• **WHAT YOU ARE ASKED TO DO**
Search the entries below. Return every line that has "type" in it.

• **RECORDS TO PROCESS**
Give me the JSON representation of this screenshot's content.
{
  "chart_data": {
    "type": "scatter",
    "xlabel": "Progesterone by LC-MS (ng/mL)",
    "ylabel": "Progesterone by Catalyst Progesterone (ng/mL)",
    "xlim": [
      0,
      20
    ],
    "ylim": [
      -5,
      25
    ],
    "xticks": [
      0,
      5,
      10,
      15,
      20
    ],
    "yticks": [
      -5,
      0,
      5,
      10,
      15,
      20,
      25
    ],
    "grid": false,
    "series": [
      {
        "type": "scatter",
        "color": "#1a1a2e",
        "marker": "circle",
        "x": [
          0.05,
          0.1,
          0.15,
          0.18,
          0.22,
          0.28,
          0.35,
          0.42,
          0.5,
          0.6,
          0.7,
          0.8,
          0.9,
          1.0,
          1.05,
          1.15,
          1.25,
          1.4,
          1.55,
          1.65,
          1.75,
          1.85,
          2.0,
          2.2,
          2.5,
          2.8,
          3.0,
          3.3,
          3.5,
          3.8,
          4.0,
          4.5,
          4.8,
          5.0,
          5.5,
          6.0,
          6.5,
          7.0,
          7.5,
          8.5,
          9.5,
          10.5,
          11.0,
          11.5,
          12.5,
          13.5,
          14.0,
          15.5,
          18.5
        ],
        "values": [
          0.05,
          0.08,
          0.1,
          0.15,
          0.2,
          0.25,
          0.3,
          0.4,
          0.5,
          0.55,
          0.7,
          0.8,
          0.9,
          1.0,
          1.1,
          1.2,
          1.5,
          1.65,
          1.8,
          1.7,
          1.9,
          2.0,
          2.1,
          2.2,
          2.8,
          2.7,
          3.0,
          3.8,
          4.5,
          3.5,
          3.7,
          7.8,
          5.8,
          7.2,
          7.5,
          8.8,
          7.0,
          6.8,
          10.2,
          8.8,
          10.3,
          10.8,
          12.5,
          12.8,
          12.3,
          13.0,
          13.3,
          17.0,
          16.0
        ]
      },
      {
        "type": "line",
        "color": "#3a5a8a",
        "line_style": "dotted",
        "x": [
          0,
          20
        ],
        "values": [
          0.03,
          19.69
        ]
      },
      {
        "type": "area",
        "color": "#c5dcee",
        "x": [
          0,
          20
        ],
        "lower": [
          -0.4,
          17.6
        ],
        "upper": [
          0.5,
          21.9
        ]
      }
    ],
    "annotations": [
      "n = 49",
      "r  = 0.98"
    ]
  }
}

• **ANSWER FOR THE TASK**
    "type": "scatter",
        "type": "scatter",
        "type": "line",
        "type": "area",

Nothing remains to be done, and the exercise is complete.